— START OF READING PASSAGE —
PySpark Logistic Regression is a type of supervised machine learning model which comes under the classification type . This algorithm defines the relation among the data and classify the data according the relation among them . The logistic regression is the fundamental technique in classification that is relatively faster and easier to compute.

In [None]:
!apt-get install openjdk-8-jdk-headless -qq > /dev/null

In [None]:
!wget -q https://dlcdn.apache.org/spark/spark-3.2.1/spark-3.2.1-bin-hadoop3.2.tgz

In [None]:
!tar xzf spark-3.2.1-bin-hadoop3.2.tgz

In [None]:
!pip install -q findspark

In [None]:
import os
os.environ["JAVA_HOME"] = "/usr/lib/jvm/java-8-openjdk-amd64"
os.environ["SPARK_HOME"] = "/content/spark-3.2.1-bin-hadoop3.2"

In [None]:
import findspark
findspark.init()

In [None]:
from pyspark.sql import SparkSession
from pyspark.conf import SparkConf
from pyspark.sql.types import * 
import pyspark.sql.functions as F
from pyspark.sql.functions import col, asc,desc
import matplotlib.pyplot as plt
import numpy as np
import seaborn as sns
from pyspark.sql import SQLContext
from pyspark.mllib.stat import Statistics
import pandas as pd
from pyspark.sql.functions import udf
from pyspark.ml import Pipeline
from sklearn.metrics import confusion_matrix

In [None]:
spark = SparkSession.builder.master("local[*]").getOrCreate()

Now we create an instance of SparkSession and name the app.

Here we present a synthetic dataset generated using the simulator called PaySim. PaySim uses aggregated data from the private dataset to generate a synthetic dataset that resembles the normal operation of transactions and injects malicious behaviour to later evaluate the performance of fraud detection methods.

In [None]:
!wget -q https://www.dropbox.com/s/c99v1df5i4nvbpg/PS_20174392719_1491204439457_log.csv

In [None]:
spark=SparkSession.builder.appName('synthetic-paysim').getOrCreate()
— END OF READING PASSAGE —
— START OF INFORMATION SHOWN —
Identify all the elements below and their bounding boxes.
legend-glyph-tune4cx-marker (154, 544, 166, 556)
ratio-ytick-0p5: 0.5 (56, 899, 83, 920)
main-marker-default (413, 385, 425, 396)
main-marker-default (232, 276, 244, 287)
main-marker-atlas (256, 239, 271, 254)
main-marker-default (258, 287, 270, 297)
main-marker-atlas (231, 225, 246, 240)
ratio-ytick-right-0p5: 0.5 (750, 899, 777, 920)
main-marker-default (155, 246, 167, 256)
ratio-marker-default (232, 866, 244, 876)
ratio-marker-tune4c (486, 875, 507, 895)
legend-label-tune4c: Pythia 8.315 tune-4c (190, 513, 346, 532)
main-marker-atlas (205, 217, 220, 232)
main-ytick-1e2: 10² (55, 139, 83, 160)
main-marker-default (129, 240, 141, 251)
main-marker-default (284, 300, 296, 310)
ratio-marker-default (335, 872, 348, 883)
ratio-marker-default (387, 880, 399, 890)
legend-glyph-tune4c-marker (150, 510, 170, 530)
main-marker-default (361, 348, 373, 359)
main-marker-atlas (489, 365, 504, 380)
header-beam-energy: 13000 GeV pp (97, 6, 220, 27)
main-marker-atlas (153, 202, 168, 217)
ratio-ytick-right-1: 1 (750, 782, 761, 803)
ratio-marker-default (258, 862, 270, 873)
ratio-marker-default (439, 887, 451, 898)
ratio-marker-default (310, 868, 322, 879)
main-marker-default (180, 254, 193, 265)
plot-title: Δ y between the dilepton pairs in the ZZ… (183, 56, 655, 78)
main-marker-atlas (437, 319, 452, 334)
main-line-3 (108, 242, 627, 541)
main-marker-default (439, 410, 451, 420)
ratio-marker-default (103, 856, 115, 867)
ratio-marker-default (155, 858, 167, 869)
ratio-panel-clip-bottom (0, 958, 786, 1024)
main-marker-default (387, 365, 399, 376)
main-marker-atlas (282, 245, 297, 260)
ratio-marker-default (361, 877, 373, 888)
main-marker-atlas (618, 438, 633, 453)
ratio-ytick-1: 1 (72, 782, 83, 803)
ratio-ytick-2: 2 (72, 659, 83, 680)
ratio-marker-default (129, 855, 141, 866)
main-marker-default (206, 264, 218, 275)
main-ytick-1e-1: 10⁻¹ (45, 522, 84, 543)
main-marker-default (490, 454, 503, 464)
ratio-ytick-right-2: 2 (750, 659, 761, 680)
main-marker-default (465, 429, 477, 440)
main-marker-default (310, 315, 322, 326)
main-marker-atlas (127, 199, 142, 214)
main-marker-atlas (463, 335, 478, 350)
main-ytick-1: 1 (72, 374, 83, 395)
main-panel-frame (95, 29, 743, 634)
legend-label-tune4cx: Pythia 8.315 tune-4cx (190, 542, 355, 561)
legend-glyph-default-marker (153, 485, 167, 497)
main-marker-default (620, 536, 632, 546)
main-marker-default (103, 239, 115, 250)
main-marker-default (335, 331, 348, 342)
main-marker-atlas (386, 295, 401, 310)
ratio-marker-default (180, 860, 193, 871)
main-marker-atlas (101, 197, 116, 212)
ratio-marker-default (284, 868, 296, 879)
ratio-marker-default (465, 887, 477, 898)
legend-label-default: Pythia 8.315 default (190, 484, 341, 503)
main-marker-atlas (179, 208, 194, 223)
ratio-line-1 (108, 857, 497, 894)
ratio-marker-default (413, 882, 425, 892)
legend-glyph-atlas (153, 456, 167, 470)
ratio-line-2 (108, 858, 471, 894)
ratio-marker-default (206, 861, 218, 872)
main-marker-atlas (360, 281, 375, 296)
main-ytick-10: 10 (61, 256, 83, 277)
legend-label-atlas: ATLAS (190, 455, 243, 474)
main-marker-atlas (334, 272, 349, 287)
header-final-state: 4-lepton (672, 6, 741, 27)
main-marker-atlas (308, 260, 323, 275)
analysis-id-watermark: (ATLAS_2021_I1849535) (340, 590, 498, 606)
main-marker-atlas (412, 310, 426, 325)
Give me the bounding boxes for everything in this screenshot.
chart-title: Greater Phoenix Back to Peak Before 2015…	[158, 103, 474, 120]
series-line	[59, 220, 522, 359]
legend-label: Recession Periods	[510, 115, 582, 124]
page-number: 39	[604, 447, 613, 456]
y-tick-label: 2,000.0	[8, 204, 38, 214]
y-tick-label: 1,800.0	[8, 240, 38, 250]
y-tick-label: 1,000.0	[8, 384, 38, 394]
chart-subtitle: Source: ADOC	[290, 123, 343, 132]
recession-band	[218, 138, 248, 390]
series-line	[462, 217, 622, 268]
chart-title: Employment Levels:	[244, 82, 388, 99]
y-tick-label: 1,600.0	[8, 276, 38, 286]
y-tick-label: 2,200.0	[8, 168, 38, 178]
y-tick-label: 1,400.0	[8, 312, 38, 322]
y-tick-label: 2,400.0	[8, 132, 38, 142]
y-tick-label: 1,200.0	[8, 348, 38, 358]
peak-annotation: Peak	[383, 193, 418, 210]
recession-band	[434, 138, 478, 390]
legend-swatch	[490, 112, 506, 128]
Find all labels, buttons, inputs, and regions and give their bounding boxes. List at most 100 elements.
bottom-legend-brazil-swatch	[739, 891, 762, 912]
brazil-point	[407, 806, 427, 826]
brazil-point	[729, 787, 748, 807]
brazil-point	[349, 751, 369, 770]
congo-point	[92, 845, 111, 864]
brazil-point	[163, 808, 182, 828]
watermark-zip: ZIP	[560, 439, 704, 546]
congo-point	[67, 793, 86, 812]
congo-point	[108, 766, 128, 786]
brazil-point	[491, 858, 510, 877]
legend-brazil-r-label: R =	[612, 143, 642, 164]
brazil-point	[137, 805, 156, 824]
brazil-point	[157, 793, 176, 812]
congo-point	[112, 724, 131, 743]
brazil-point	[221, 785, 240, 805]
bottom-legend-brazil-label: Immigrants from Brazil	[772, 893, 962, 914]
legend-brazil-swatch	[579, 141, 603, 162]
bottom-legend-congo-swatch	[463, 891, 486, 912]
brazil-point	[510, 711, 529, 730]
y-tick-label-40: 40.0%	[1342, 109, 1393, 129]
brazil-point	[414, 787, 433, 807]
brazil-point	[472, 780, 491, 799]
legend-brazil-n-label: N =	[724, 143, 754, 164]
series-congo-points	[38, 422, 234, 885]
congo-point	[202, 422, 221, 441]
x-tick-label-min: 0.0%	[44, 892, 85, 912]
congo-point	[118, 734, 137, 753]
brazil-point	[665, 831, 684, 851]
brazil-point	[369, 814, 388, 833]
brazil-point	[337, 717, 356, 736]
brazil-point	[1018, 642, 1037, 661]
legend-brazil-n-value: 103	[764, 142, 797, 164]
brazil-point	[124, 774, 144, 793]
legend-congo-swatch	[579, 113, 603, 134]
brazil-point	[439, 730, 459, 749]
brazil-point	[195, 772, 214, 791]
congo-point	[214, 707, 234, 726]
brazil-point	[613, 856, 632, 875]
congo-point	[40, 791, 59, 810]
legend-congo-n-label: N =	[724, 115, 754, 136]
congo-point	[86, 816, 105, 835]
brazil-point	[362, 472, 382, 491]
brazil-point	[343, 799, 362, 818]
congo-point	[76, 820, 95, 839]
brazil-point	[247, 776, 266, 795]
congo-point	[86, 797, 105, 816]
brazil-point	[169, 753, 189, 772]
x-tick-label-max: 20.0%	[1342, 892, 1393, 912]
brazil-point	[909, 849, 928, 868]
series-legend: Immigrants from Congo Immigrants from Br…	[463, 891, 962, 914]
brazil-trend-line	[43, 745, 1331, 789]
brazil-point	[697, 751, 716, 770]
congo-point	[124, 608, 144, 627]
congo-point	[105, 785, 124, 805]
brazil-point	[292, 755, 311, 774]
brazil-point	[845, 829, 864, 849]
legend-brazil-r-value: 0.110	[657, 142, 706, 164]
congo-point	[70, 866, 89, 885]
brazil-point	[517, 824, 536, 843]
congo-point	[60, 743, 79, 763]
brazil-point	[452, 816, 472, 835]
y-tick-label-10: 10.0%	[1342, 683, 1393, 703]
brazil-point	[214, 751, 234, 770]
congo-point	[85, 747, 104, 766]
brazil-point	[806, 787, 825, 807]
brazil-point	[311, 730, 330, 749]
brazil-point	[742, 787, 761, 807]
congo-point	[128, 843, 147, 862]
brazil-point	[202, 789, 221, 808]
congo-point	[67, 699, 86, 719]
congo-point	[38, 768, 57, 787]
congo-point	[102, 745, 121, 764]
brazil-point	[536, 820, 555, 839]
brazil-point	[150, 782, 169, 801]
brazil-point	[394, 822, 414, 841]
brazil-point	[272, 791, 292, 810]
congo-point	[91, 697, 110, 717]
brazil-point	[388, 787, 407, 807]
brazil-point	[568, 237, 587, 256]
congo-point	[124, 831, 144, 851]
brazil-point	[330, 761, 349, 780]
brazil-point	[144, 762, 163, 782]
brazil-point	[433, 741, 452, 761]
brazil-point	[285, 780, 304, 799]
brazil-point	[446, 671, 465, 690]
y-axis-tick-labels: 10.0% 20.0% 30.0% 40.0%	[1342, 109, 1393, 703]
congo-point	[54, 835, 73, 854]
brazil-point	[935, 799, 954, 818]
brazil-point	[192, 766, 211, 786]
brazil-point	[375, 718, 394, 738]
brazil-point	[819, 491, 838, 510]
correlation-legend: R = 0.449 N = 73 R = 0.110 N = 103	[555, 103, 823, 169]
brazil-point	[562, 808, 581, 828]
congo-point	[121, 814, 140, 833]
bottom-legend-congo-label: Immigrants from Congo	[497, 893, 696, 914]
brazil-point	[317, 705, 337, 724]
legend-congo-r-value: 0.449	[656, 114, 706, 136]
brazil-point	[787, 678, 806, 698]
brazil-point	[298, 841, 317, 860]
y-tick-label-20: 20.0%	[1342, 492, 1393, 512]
— END OF INFORMATION SHOWN —
-- REQUIREMENTS --
Answer these from the PySpark logistic regression notebook:
(a) Which version of Spark does the notebook download?
(b) What simulator generated the synthetic dataset?
(c) What app name does the final SparkSession builder set?

-- ANSWER IN FULL --
(a) Spark 3.2.1 (spark-3.2.1-bin-hadoop3.2)
(b) PaySim
(c) synthetic-paysim